[Data items]
┌────────

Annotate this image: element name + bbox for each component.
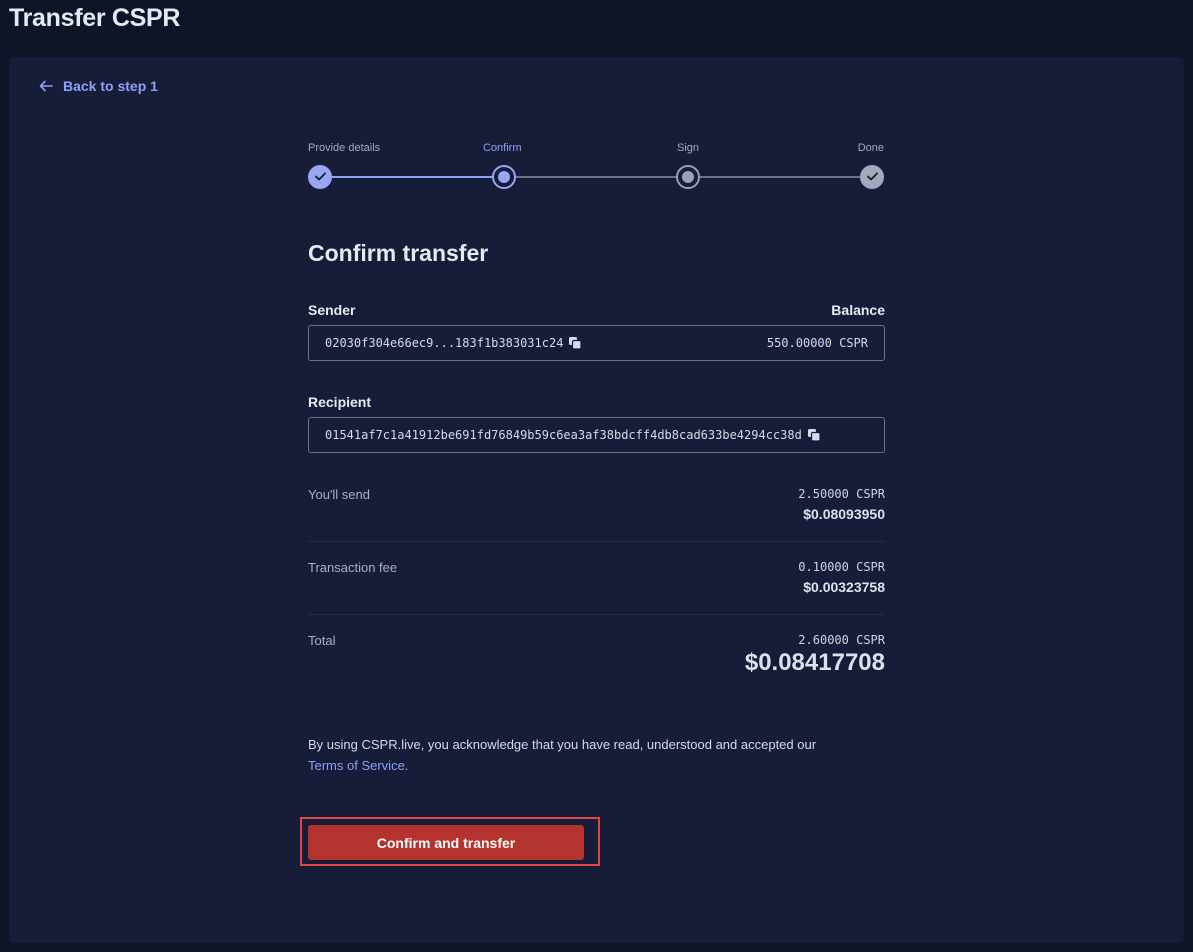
sender-field: 02030f304e66ec9...183f1b383031c24 550.00…: [308, 325, 885, 361]
total-row: Total 2.60000 CSPR $0.08417708: [308, 633, 885, 693]
terms-of-service-link[interactable]: Terms of Service.: [308, 758, 408, 773]
confirm-heading: Confirm transfer: [308, 240, 489, 266]
send-label: You'll send: [308, 487, 370, 502]
step-dot-provide-details: [308, 165, 332, 189]
step-dot-done: [860, 165, 884, 189]
recipient-address: 01541af7c1a41912be691fd76849b59c6ea3af38…: [325, 428, 802, 442]
progress-stepper: Provide details Confirm Sign Done: [308, 142, 885, 192]
checkmark-icon: [314, 168, 326, 186]
back-to-step-link[interactable]: Back to step 1: [39, 78, 158, 94]
step-connector-1: [320, 176, 504, 178]
recipient-label: Recipient: [308, 394, 372, 410]
confirm-content: Provide details Confirm Sign Done Confir…: [300, 57, 885, 943]
balance-label: Balance: [831, 302, 885, 318]
arrow-left-icon: [39, 80, 53, 92]
fee-row: Transaction fee 0.10000 CSPR $0.00323758: [308, 560, 885, 615]
confirm-and-transfer-button[interactable]: Confirm and transfer: [308, 825, 584, 860]
recipient-field: 01541af7c1a41912be691fd76849b59c6ea3af38…: [308, 417, 885, 453]
transfer-panel: Back to step 1 Provide details Confirm S…: [9, 57, 1184, 943]
balance-value: 550.00000 CSPR: [766, 336, 868, 350]
page-title: Transfer CSPR: [9, 4, 181, 32]
sender-label: Sender: [308, 302, 356, 318]
copy-icon[interactable]: [807, 428, 821, 442]
checkmark-icon: [866, 168, 878, 186]
step-dot-sign: [676, 165, 700, 189]
step-connector-2: [516, 176, 688, 178]
step-label-done: Done: [857, 142, 884, 154]
total-usd: $0.08417708: [744, 649, 885, 676]
terms-notice: By using CSPR.live, you acknowledge that…: [308, 734, 885, 776]
back-link-label: Back to step 1: [63, 78, 158, 94]
fee-label: Transaction fee: [308, 560, 398, 575]
step-connector-3: [700, 176, 872, 178]
total-label: Total: [308, 633, 336, 648]
send-cspr: 2.50000 CSPR: [798, 487, 885, 501]
step-dot-confirm: [492, 165, 516, 189]
send-row: You'll send 2.50000 CSPR $0.08093950: [308, 487, 885, 542]
step-label-provide-details: Provide details: [308, 142, 381, 154]
sender-address: 02030f304e66ec9...183f1b383031c24: [325, 336, 564, 350]
terms-text: By using CSPR.live, you acknowledge that…: [308, 737, 817, 752]
fee-usd: $0.00323758: [803, 579, 885, 595]
copy-icon[interactable]: [568, 336, 583, 350]
total-cspr: 2.60000 CSPR: [798, 633, 885, 647]
send-usd: $0.08093950: [803, 506, 885, 522]
step-label-confirm: Confirm: [483, 142, 522, 154]
fee-cspr: 0.10000 CSPR: [798, 560, 885, 574]
step-label-sign: Sign: [677, 142, 700, 154]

└────────

• GOAL OF THE EXERCISE:
Transcribe every line of the data above verbatim, omitting the pictures.

• EXERCISE SOLUTION:
Annotate this image: element name + bbox for each component.
sender-field: 02030f304e66ec9...183f1b383031c24 550.00…: [308, 325, 885, 361]
total-row: Total 2.60000 CSPR $0.08417708: [308, 633, 885, 693]
terms-of-service-link[interactable]: Terms of Service.: [308, 758, 408, 773]
confirm-heading: Confirm transfer: [308, 240, 489, 266]
send-label: You'll send: [308, 487, 370, 502]
step-dot-provide-details: [308, 165, 332, 189]
step-dot-done: [860, 165, 884, 189]
recipient-address: 01541af7c1a41912be691fd76849b59c6ea3af38…: [325, 428, 802, 442]
progress-stepper: Provide details Confirm Sign Done: [308, 142, 885, 192]
checkmark-icon: [314, 168, 326, 186]
back-to-step-link[interactable]: Back to step 1: [39, 78, 158, 94]
step-connector-1: [320, 176, 504, 178]
recipient-label: Recipient: [308, 394, 372, 410]
confirm-content: Provide details Confirm Sign Done Confir…: [300, 57, 885, 943]
balance-label: Balance: [831, 302, 885, 318]
arrow-left-icon: [39, 80, 53, 92]
fee-row: Transaction fee 0.10000 CSPR $0.00323758: [308, 560, 885, 615]
confirm-and-transfer-button[interactable]: Confirm and transfer: [308, 825, 584, 860]
recipient-field: 01541af7c1a41912be691fd76849b59c6ea3af38…: [308, 417, 885, 453]
transfer-panel: Back to step 1 Provide details Confirm S…: [9, 57, 1184, 943]
balance-value: 550.00000 CSPR: [766, 336, 868, 350]
page-title: Transfer CSPR: [9, 4, 181, 32]
sender-label: Sender: [308, 302, 356, 318]
copy-icon[interactable]: [807, 428, 821, 442]
checkmark-icon: [866, 168, 878, 186]
step-dot-sign: [676, 165, 700, 189]
step-connector-2: [516, 176, 688, 178]
step-label-done: Done: [857, 142, 884, 154]
total-usd: $0.08417708: [744, 649, 885, 676]
terms-notice: By using CSPR.live, you acknowledge that…: [308, 734, 885, 776]
back-link-label: Back to step 1: [63, 78, 158, 94]
fee-label: Transaction fee: [308, 560, 398, 575]
step-connector-3: [700, 176, 872, 178]
total-label: Total: [308, 633, 336, 648]
send-cspr: 2.50000 CSPR: [798, 487, 885, 501]
step-dot-confirm: [492, 165, 516, 189]
send-row: You'll send 2.50000 CSPR $0.08093950: [308, 487, 885, 542]
step-label-provide-details: Provide details: [308, 142, 381, 154]
sender-address: 02030f304e66ec9...183f1b383031c24: [325, 336, 564, 350]
terms-text: By using CSPR.live, you acknowledge that…: [308, 737, 817, 752]
fee-usd: $0.00323758: [803, 579, 885, 595]
copy-icon[interactable]: [568, 336, 583, 350]
total-cspr: 2.60000 CSPR: [798, 633, 885, 647]
send-usd: $0.08093950: [803, 506, 885, 522]
step-label-confirm: Confirm: [483, 142, 522, 154]
fee-cspr: 0.10000 CSPR: [798, 560, 885, 574]
step-label-sign: Sign: [677, 142, 700, 154]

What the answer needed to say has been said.